REQUIREMENTS
Go through the entries and say how many lines contain the string "name". The number is the whole answer.

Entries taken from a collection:

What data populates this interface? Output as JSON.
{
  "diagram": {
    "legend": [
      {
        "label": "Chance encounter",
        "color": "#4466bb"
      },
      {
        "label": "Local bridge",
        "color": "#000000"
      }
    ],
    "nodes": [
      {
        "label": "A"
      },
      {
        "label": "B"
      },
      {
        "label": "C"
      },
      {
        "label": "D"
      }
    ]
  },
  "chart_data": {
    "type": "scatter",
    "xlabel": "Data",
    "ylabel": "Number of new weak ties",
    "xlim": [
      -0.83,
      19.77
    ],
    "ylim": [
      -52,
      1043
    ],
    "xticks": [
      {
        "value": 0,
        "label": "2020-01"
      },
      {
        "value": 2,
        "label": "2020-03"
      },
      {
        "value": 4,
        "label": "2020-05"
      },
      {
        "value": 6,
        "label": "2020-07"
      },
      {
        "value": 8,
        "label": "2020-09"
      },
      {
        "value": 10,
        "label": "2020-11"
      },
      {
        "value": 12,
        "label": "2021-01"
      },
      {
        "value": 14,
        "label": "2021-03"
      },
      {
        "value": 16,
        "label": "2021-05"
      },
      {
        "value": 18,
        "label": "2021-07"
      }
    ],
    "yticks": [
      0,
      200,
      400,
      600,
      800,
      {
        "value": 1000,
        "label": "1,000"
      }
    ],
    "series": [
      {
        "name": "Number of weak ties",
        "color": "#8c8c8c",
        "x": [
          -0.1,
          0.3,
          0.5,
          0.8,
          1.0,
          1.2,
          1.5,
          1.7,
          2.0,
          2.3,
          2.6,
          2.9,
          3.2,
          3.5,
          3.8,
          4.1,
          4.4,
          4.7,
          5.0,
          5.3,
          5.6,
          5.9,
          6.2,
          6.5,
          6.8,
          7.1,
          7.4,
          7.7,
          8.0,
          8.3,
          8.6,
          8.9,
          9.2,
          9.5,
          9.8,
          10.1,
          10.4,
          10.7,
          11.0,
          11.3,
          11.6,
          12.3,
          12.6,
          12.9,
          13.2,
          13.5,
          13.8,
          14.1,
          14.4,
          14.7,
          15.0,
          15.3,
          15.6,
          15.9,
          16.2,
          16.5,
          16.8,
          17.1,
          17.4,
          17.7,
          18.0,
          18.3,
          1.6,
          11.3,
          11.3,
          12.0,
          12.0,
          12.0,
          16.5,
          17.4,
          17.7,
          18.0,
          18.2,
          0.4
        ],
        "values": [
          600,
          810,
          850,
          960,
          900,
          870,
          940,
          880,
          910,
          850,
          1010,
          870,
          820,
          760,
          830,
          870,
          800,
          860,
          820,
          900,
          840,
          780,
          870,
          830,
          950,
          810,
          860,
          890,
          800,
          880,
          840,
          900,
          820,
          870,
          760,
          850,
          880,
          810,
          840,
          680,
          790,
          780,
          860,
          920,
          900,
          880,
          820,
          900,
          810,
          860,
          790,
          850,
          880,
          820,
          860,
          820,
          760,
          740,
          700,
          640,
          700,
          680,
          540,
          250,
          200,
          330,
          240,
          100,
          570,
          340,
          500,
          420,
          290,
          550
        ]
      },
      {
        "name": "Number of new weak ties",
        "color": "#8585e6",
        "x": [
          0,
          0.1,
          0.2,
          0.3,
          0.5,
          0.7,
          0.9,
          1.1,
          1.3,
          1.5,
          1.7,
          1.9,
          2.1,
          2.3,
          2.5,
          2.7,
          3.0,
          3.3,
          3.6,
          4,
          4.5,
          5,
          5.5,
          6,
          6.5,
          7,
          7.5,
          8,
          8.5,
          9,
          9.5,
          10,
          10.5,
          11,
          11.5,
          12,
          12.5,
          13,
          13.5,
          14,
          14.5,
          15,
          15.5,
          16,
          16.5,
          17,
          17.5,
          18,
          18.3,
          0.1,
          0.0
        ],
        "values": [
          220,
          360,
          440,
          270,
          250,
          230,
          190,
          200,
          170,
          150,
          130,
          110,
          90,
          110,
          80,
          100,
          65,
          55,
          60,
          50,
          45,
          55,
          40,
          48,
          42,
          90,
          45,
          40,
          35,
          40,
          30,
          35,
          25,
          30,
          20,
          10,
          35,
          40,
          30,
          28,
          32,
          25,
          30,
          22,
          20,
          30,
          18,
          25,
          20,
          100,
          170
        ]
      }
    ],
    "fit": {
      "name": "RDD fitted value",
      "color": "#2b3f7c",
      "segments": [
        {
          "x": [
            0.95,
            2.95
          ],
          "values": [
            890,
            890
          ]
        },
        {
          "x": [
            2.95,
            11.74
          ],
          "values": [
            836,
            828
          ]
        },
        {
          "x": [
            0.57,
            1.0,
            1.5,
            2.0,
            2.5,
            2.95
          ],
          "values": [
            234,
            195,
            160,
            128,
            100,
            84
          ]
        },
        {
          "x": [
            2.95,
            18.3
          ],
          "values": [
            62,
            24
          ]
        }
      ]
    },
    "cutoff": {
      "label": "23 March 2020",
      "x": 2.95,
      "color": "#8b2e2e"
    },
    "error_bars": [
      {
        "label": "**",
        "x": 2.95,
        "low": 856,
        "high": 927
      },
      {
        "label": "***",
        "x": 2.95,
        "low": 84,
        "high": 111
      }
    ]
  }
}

RESPONSE TO THE TASK
3